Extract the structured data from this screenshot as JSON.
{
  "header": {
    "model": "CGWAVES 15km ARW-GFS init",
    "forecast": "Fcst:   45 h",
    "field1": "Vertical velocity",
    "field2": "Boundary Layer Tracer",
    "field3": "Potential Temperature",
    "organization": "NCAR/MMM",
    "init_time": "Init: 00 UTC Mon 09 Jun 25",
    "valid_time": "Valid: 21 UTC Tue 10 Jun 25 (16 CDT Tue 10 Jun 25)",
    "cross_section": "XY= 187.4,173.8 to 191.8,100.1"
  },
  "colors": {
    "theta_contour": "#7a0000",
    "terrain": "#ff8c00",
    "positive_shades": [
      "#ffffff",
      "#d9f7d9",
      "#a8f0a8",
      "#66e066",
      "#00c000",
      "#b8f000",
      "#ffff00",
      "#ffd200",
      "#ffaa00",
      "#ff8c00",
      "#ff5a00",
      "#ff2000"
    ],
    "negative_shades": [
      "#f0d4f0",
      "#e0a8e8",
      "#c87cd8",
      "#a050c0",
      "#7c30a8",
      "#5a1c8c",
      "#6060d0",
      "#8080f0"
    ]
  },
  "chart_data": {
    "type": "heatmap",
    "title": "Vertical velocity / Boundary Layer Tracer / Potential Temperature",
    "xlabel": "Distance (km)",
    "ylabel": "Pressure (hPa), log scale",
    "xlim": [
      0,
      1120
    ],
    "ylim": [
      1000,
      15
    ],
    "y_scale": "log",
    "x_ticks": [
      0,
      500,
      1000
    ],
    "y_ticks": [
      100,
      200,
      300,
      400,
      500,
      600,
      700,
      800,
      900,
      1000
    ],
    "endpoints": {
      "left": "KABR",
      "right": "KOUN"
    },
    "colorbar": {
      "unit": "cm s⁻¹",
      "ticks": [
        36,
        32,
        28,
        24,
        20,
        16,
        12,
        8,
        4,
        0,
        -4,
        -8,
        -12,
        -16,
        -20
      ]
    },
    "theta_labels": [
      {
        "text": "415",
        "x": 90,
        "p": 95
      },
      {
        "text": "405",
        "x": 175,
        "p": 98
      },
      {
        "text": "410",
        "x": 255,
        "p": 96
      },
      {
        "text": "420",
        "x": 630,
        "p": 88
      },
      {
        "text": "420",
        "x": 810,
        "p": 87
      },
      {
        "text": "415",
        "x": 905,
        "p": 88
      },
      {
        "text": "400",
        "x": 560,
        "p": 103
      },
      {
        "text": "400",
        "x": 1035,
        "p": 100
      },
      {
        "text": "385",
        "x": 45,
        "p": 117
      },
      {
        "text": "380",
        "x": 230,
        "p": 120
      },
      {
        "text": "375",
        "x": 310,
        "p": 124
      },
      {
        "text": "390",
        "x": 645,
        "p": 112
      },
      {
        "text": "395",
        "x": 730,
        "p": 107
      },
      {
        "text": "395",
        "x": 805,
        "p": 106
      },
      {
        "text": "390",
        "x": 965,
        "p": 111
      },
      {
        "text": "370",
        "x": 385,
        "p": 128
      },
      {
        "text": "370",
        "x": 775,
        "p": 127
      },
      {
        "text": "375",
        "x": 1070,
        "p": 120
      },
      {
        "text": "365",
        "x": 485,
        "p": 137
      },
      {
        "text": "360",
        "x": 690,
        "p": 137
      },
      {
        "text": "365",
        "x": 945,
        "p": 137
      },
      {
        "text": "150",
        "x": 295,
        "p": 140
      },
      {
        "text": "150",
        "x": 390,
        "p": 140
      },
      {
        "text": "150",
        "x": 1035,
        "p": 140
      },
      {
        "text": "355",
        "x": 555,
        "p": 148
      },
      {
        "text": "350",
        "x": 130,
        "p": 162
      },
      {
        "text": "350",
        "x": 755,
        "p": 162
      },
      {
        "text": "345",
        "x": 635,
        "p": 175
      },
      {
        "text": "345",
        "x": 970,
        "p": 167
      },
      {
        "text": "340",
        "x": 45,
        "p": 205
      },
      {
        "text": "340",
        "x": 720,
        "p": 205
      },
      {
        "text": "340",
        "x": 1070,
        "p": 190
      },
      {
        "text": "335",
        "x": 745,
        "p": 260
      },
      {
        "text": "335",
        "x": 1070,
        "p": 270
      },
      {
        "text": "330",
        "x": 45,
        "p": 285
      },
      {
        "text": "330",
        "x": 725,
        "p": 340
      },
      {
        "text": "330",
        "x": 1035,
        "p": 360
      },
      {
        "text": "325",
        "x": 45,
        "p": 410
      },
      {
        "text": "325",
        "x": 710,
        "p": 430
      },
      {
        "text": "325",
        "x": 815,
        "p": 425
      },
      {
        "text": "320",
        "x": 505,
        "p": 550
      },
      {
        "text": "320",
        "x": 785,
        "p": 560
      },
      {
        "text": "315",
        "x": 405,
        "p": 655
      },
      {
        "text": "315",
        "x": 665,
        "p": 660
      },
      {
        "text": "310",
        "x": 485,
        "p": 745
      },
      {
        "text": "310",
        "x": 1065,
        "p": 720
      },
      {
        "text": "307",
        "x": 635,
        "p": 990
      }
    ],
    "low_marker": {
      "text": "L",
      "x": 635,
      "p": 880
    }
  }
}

====

Count every line in the data that contains the word "Tracer", then give that count and nothing else.

2